-- START OF Data in this exercise --
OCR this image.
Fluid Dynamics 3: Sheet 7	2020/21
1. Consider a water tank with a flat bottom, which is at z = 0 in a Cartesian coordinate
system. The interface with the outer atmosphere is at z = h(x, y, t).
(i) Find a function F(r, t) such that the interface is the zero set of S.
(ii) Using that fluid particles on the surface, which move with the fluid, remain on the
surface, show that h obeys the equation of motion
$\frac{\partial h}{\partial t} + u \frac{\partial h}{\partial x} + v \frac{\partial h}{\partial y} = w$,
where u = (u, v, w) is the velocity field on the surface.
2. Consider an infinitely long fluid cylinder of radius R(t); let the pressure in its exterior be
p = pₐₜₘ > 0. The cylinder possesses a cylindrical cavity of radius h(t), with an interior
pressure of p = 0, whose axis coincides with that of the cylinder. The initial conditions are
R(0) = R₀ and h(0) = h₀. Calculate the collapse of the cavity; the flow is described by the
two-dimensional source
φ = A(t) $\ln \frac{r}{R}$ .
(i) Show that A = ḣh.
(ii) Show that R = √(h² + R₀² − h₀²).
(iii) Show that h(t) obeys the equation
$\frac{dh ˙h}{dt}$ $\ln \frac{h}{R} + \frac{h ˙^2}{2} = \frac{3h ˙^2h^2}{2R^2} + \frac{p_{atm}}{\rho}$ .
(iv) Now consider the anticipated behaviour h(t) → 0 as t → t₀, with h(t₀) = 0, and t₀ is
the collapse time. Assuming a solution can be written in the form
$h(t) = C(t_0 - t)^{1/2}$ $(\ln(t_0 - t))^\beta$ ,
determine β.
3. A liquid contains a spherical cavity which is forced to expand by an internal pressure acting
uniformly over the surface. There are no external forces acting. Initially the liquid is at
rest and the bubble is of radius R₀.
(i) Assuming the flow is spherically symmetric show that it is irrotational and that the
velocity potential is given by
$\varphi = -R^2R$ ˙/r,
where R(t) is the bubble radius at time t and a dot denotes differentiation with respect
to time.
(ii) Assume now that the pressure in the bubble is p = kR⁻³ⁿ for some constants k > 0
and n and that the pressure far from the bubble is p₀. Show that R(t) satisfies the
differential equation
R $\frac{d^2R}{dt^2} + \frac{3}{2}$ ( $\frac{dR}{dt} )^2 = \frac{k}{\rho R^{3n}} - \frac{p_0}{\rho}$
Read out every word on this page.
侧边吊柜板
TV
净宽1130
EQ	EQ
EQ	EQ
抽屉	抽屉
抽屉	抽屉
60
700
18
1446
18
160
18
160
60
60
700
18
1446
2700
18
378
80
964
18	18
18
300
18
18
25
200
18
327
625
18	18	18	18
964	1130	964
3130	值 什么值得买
-- END OF Data in this exercise --
- [Description of the task] Gather every line from the listing above in which the word "acting" appears.

- [Output]
3. A liquid contains a spherical cavity which is forced to expand by an internal pressure acting
uniformly over the surface. There are no external forces acting. Initially the liquid is at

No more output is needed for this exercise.